### Data entries
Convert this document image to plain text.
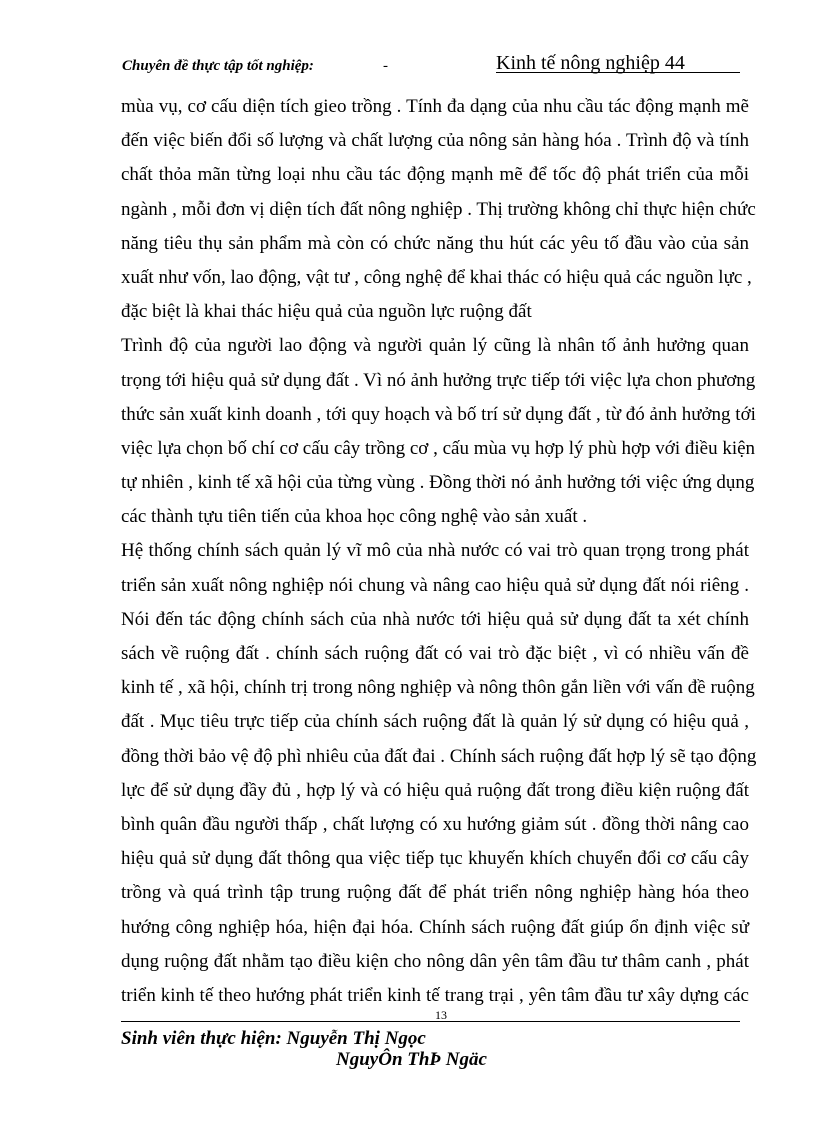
Chuyên đề thực tập tốt nghiệp:	-	Kinh tế nông nghiệp 44
mùa vụ, cơ cấu diện tích gieo trồng . Tính đa dạng của nhu cầu tác động mạnh mẽ
đến việc biến đổi số lượng và chất lượng của nông sản hàng hóa . Trình độ và tính
chất thỏa mãn từng loại nhu cầu tác động mạnh mẽ để tốc độ phát triển của mỗi
ngành , mỗi đơn vị diện tích đất nông nghiệp . Thị trường không chỉ thực hiện chức
năng tiêu thụ sản phẩm mà còn có chức năng thu hút các yêu tố đầu vào của sản
xuất như vốn, lao động, vật tư , công nghệ để khai thác có hiệu quả các nguồn lực ,
đặc biệt là khai thác hiệu quả của nguồn lực ruộng đất
Trình độ của người lao động và người quản lý cũng là nhân tố ảnh hưởng quan
trọng tới hiệu quả sử dụng đất . Vì nó ảnh hưởng trực tiếp tới việc lựa chon phương
thức sản xuất kinh doanh , tới quy hoạch và bố trí sử dụng đất , từ đó ảnh hưởng tới
việc lựa chọn bố chí cơ cấu cây trồng cơ , cấu mùa vụ hợp lý phù hợp với điều kiện
tự nhiên , kinh tế xã hội của từng vùng . Đồng thời nó ảnh hưởng tới việc ứng dụng
các thành tựu tiên tiến của khoa học công nghệ vào sản xuất .
Hệ thống chính sách quản lý vĩ mô của nhà nước có vai trò quan trọng trong phát
triển sản xuất nông nghiệp nói chung và nâng cao hiệu quả sử dụng đất nói riêng .
Nói đến tác động chính sách của nhà nước tới hiệu quả sử dụng đất ta xét chính
sách về ruộng đất . chính sách ruộng đất có vai trò đặc biệt , vì có nhiều vấn đề
kinh tế , xã hội, chính trị trong nông nghiệp và nông thôn gắn liền với vấn đề ruộng
đất . Mục tiêu trực tiếp của chính sách ruộng đất là quản lý sử dụng có hiệu quả ,
đồng thời bảo vệ độ phì nhiêu của đất đai . Chính sách ruộng đất hợp lý sẽ tạo động
lực để sử dụng đầy đủ , hợp lý và có hiệu quả ruộng đất trong điều kiện ruộng đất
bình quân đầu người thấp , chất lượng có xu hướng giảm sút . đồng thời nâng cao
hiệu quả sử dụng đất thông qua việc tiếp tục khuyến khích chuyển đổi cơ cấu cây
trồng và quá trình tập trung ruộng đất để phát triển nông nghiệp hàng hóa theo
hướng công nghiệp hóa, hiện đại hóa. Chính sách ruộng đất giúp ổn định việc sử
dụng ruộng đất nhằm tạo điều kiện cho nông dân yên tâm đầu tư thâm canh , phát
triển kinh tế theo hướng phát triển kinh tế trang trại , yên tâm đầu tư xây dựng các
13
Sinh viên thực hiện: Nguyễn Thị Ngọc
NguyÔn ThÞ Ngäc
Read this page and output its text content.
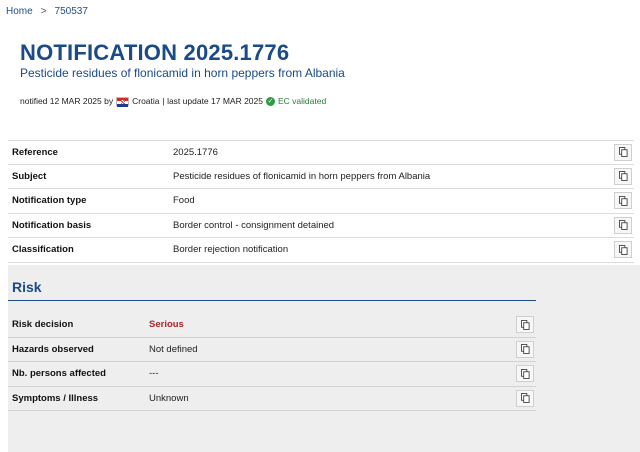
Home > 750537
NOTIFICATION 2025.1776
Pesticide residues of flonicamid in horn peppers from Albania
notified 12 MAR 2025 by Croatia | last update 17 MAR 2025 ✓ EC validated
Reference	2025.1776
Subject	Pesticide residues of flonicamid in horn peppers from Albania
Notification type	Food
Notification basis	Border control - consignment detained
Classification	Border rejection notification
Risk
Risk decision	Serious
Hazards observed	Not defined
Nb. persons affected	---
Symptoms / Illness	Unknown
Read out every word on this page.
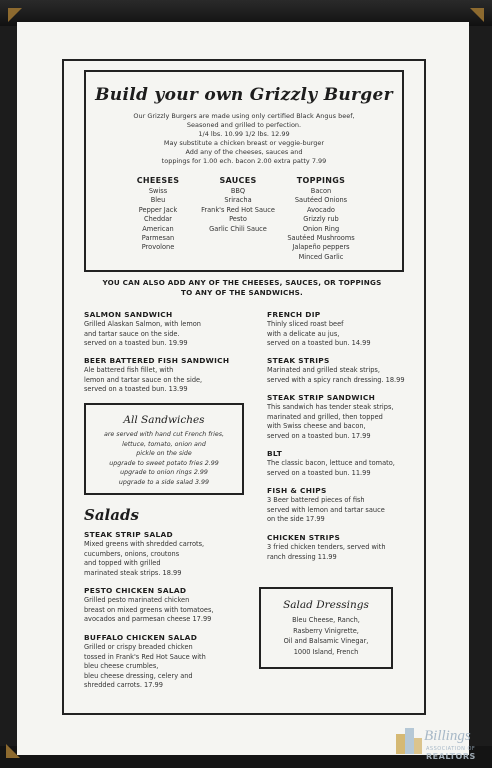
Build your own Grizzly Burger
Our Grizzly Burgers are made using only certified Black Angus beef,
Seasoned and grilled to perfection.
1/4 lbs. 10.99 1/2 lbs. 12.99
May substitute a chicken breast or veggie-burger
Add any of the cheeses, sauces and
toppings for 1.00 ech. bacon 2.00 extra patty 7.99
CHEESES
Swiss
Bleu
Pepper Jack
Cheddar
American
Parmesan
Provolone
SAUCES
BBQ
Sriracha
Frank's Red Hot Sauce
Pesto
Garlic Chili Sauce
TOPPINGS
Bacon
Sautéed Onions
Avocado
Grizzly rub
Onion Ring
Sautéed Mushrooms
Jalapeño peppers
Minced Garlic
YOU CAN ALSO ADD ANY OF THE CHEESES, SAUCES, OR TOPPINGS
TO ANY OF THE SANDWICHS.
SALMON SANDWICH
Grilled Alaskan Salmon, with lemon
and tartar sauce on the side.
served on a toasted bun. 19.99
BEER BATTERED FISH SANDWICH
Ale battered fish fillet, with
lemon and tartar sauce on the side,
served on a toasted bun. 13.99
All Sandwiches
are served with hand cut French fries,
lettuce, tomato, onion and
pickle on the side
upgrade to sweet potato fries 2.99
upgrade to onion rings 2.99
upgrade to a side salad 3.99
Salads
STEAK STRIP SALAD
Mixed greens with shredded carrots,
cucumbers, onions, croutons
and topped with grilled
marinated steak strips. 18.99
PESTO CHICKEN SALAD
Grilled pesto marinated chicken
breast on mixed greens with tomatoes,
avocados and parmesan cheese 17.99
BUFFALO CHICKEN SALAD
Grilled or crispy breaded chicken
tossed in Frank's Red Hot Sauce with
bleu cheese crumbles,
bleu cheese dressing, celery and
shredded carrots. 17.99
FRENCH DIP
Thinly sliced roast beef
with a delicate au jus,
served on a toasted bun. 14.99
STEAK STRIPS
Marinated and grilled steak strips,
served with a spicy ranch dressing. 18.99
STEAK STRIP SANDWICH
This sandwich has tender steak strips,
marinated and grilled, then topped
with Swiss cheese and bacon,
served on a toasted bun. 17.99
BLT
The classic bacon, lettuce and tomato,
served on a toasted bun. 11.99
FISH & CHIPS
3 Beer battered pieces of fish
served with lemon and tartar sauce
on the side 17.99
CHICKEN STRIPS
3 fried chicken tenders, served with
ranch dressing 11.99
Salad Dressings
Bleu Cheese, Ranch,
Rasberry Vinigrette,
Oil and Balsamic Vinegar,
1000 Island, French
Billings
ASSOCIATION OF
REALTORS
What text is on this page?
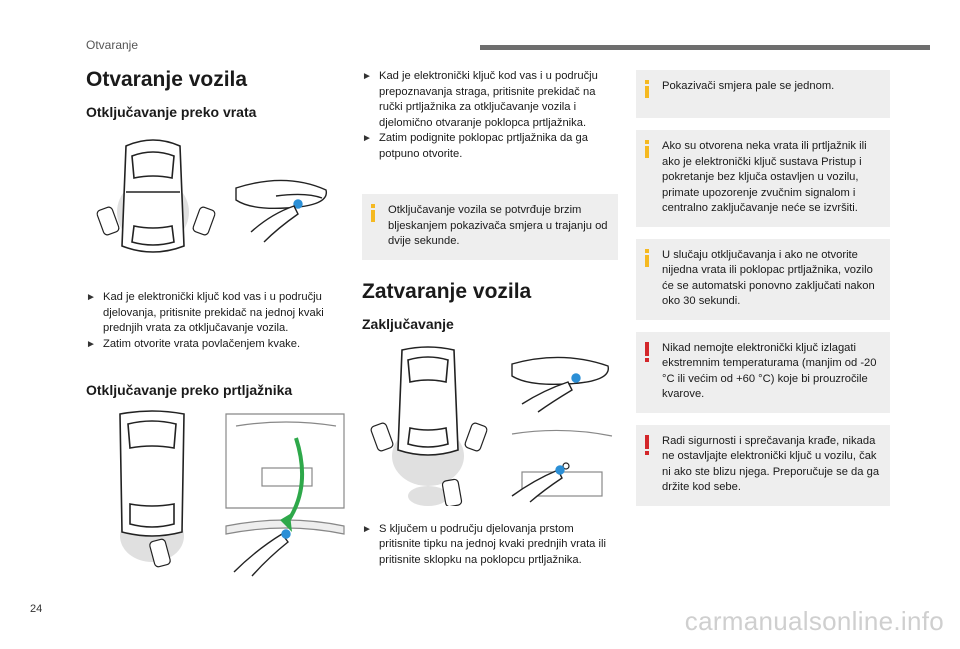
Otvaranje
Otvaranje vozila
Otključavanje preko vrata
► Kad je elektronički ključ kod vas i u području djelovanja, pritisnite prekidač na jednoj kvaki prednjih vrata za otključavanje vozila.
► Zatim otvorite vrata povlačenjem kvake.
Otključavanje preko prtljažnika
► Kad je elektronički ključ kod vas i u području prepoznavanja straga, pritisnite prekidač na ručki prtljažnika za otključavanje vozila i djelomično otvaranje poklopca prtljažnika.
► Zatim podignite poklopac prtljažnika da ga potpuno otvorite.
Otključavanje vozila se potvrđuje brzim bljeskanjem pokazivača smjera u trajanju od dvije sekunde.
Zatvaranje vozila
Zaključavanje
► S ključem u području djelovanja prstom pritisnite tipku na jednoj kvaki prednjih vrata ili pritisnite sklopku na poklopcu prtljažnika.
Pokazivači smjera pale se jednom.
Ako su otvorena neka vrata ili prtljažnik ili ako je elektronički ključ sustava Pristup i pokretanje bez ključa ostavljen u vozilu, primate upozorenje zvučnim signalom i centralno zaključavanje neće se izvršiti.
U slučaju otključavanja i ako ne otvorite nijedna vrata ili poklopac prtljažnika, vozilo će se automatski ponovno zaključati nakon oko 30 sekundi.
Nikad nemojte elektronički ključ izlagati ekstremnim temperaturama (manjim od -20 °C ili većim od +60 °C) koje bi prouzročile kvarove.
Radi sigurnosti i sprečavanja krađe, nikada ne ostavljajte elektronički ključ u vozilu, čak ni ako ste blizu njega. Preporučuje se da ga držite kod sebe.
24	carmanualsonline.info
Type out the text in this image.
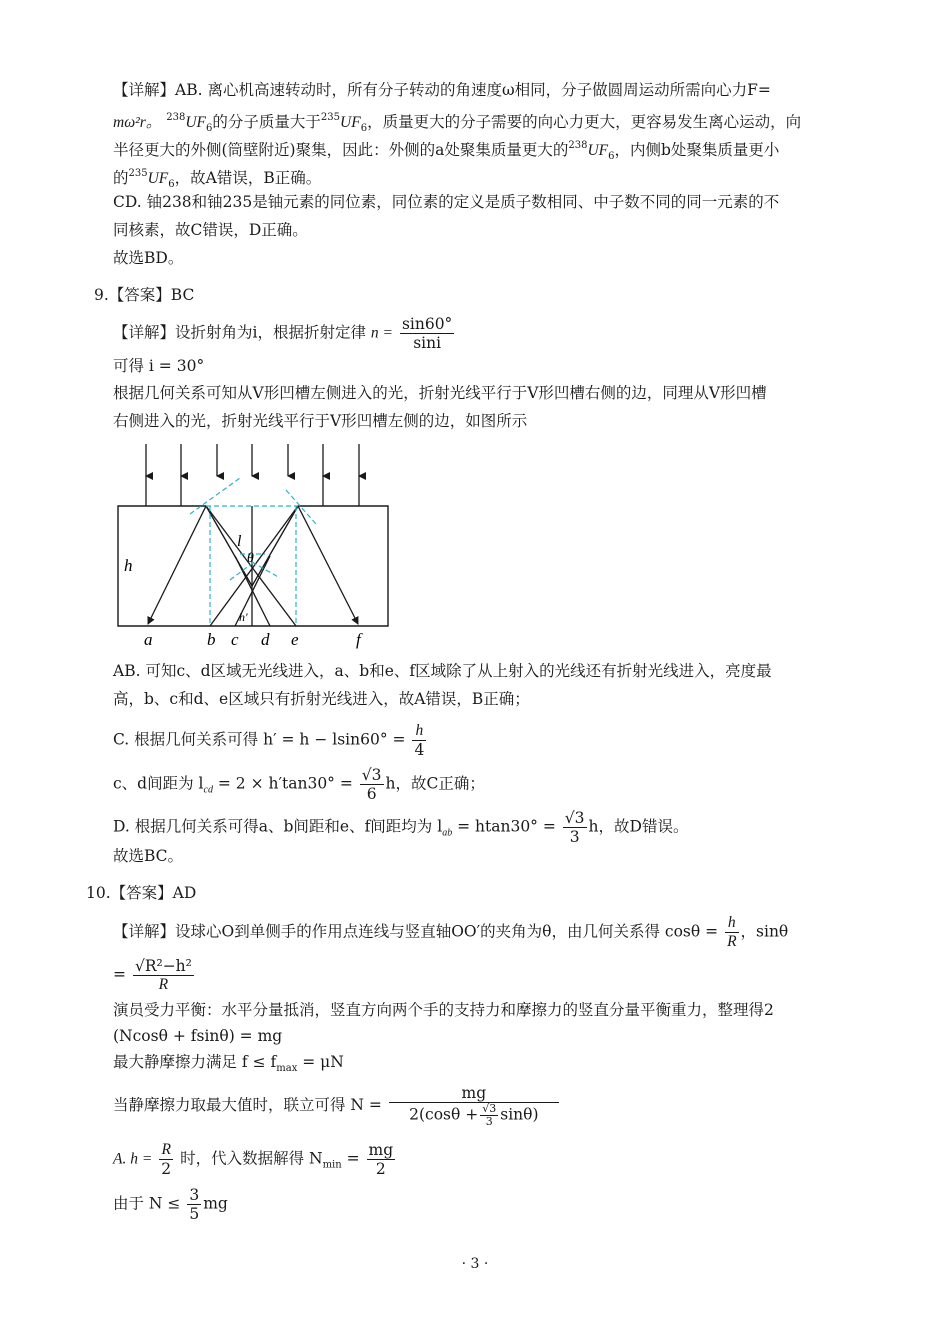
【详解】AB. 离心机高速转动时，所有分子转动的角速度ω相同，分子做圆周运动所需向心力F=
mω²r。 $^{238}UF_6$的分子质量大于$^{235}UF_6$，质量更大的分子需要的向心力更大，更容易发生离心运动，向
半径更大的外侧(筒壁附近)聚集，因此：外侧的a处聚集质量更大的$^{238}UF_6$，内侧b处聚集质量更小
的$^{235}UF_6$，故A错误，B正确。
CD. 铀238和铀235是铀元素的同位素，同位素的定义是质子数相同、中子数不同的同一元素的不
同核素，故C错误，D正确。
故选BD。
9.【答案】BC
【详解】设折射角为i，根据折射定律 $n = \frac{\sin 60^\circ}{\sin i}$
可得 i = 30°
根据几何关系可知从V形凹槽左侧进入的光，折射光线平行于V形凹槽右侧的边，同理从V形凹槽
右侧进入的光，折射光线平行于V形凹槽左侧的边，如图所示
h
l
θ
h′
a	b c d e	f
AB. 可知c、d区域无光线进入，a、b和e、f区域除了从上射入的光线还有折射光线进入，亮度最
高，b、c和d、e区域只有折射光线进入，故A错误，B正确；
C. 根据几何关系可得 $h' = h - lsin60^\circ = \frac{h}{4}$
c、d间距为 $l_{cd} = 2 \times h'\tan 30^\circ = \frac{√3}{6}$ h，故C正确；
D. 根据几何关系可得a、b间距和e、f间距均为 $l_{ab} = htan30^\circ = \frac{√3}{3}$ h，故D错误。
故选BC。
10.【答案】AD
【详解】设球心O到单侧手的作用点连线与竖直轴OO′的夹角为θ，由几何关系得 $\cos\theta = \frac{h}{R}$ ，sinθ
= $\frac{\text{√R²−h²}}{R}$
演员受力平衡：水平分量抵消，竖直方向两个手的支持力和摩擦力的竖直分量平衡重力，整理得2
(Ncosθ + fsinθ) = mg
最大静摩擦力满足 $f \le f_{max} = \mu N$
当静摩擦力取最大值时，联立可得 $N = \frac{mg}{2(\cos\theta + \frac{√3}{3} \sin\theta)}$
A. $h = \frac{R}{2}$ 时，代入数据解得 $N_{min} = \frac{mg}{2}$
由于 $N \le \frac{3}{5}$ mg
· 3 ·
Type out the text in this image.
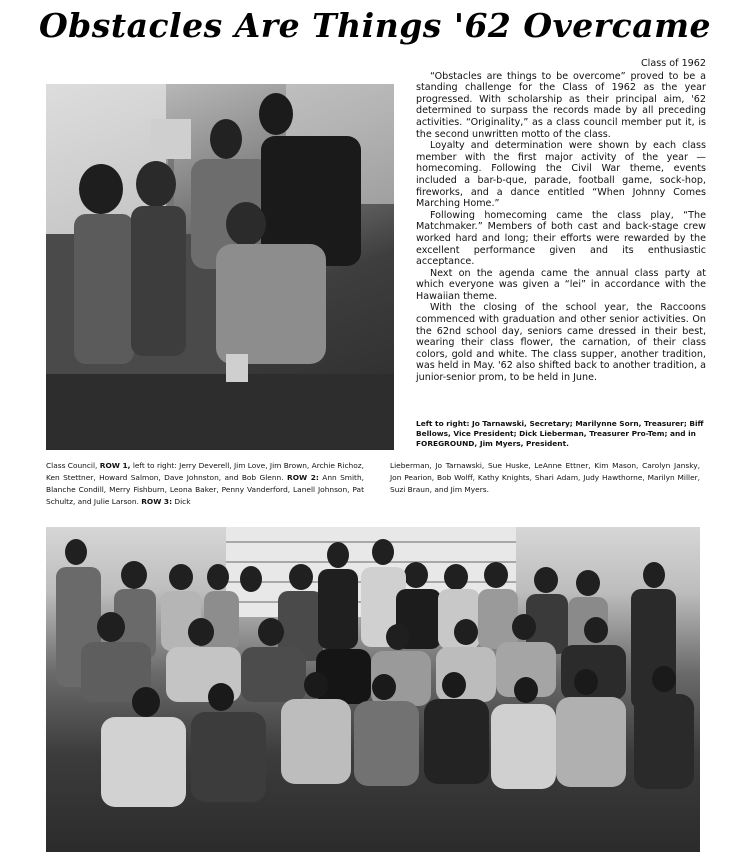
Obstacles Are Things '62 Overcame
Class of 1962

“Obstacles are things to be overcome” proved to be a standing challenge for the Class of 1962 as the year progressed. With scholarship as their principal aim, '62 determined to surpass the records made by all preceding activities. “Originality,” as a class council member put it, is the second unwritten motto of the class.

Loyalty and determination were shown by each class member with the first major activity of the year — homecoming. Following the Civil War theme, events included a bar-b-que, parade, football game, sock-hop, fireworks, and a dance entitled “When Johnny Comes Marching Home.”

Following homecoming came the class play, “The Matchmaker.” Members of both cast and back-stage crew worked hard and long; their efforts were rewarded by the excellent performance given and its enthusiastic acceptance.

Next on the agenda came the annual class party at which everyone was given a “lei” in accordance with the Hawaiian theme.

With the closing of the school year, the Raccoons commenced with graduation and other senior activities. On the 62nd school day, seniors came dressed in their best, wearing their class flower, the carnation, of their class colors, gold and white. The class supper, another tradition, was held in May. '62 also shifted back to another tradition, a junior-senior prom, to be held in June.

Left to right: Jo Tarnawski, Secretary; Marilynne Sorn, Treasurer; Biff Bellows, Vice President; Dick Lieberman, Treasurer Pro-Tem; and in FOREGROUND, Jim Myers, President.
Class Council, ROW 1, left to right: Jerry Deverell, Jim Love, Jim Brown, Archie Richoz, Ken Stettner, Howard Salmon, Dave Johnston, and Bob Glenn. ROW 2: Ann Smith, Blanche Condill, Merry Fishburn, Leona Baker, Penny Vanderford, Lanell Johnson, Pat Schultz, and Julie Larson. ROW 3: Dick
Lieberman, Jo Tarnawski, Sue Huske, LeAnne Ettner, Kim Mason, Carolyn Jansky, Jon Pearion, Bob Wolff, Kathy Knights, Shari Adam, Judy Hawthorne, Marilyn Miller, Suzi Braun, and Jim Myers.
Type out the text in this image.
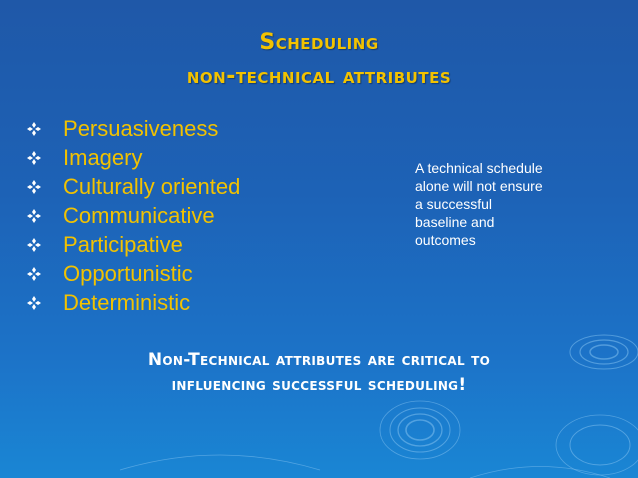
Scheduling
non-technical attributes
Persuasiveness
Imagery
Culturally oriented
Communicative
Participative
Opportunistic
Deterministic
A technical schedule alone will not ensure a successful baseline and outcomes
Non-Technical attributes are critical to
influencing successful scheduling!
######
● Description of the task: All lines holding the word "Grizzly" should be picked out and copied.

● The completed task:
Build your own Grizzly Burger
Our Grizzly Burgers are made using only certified Black Angus beef,
Grizzly rub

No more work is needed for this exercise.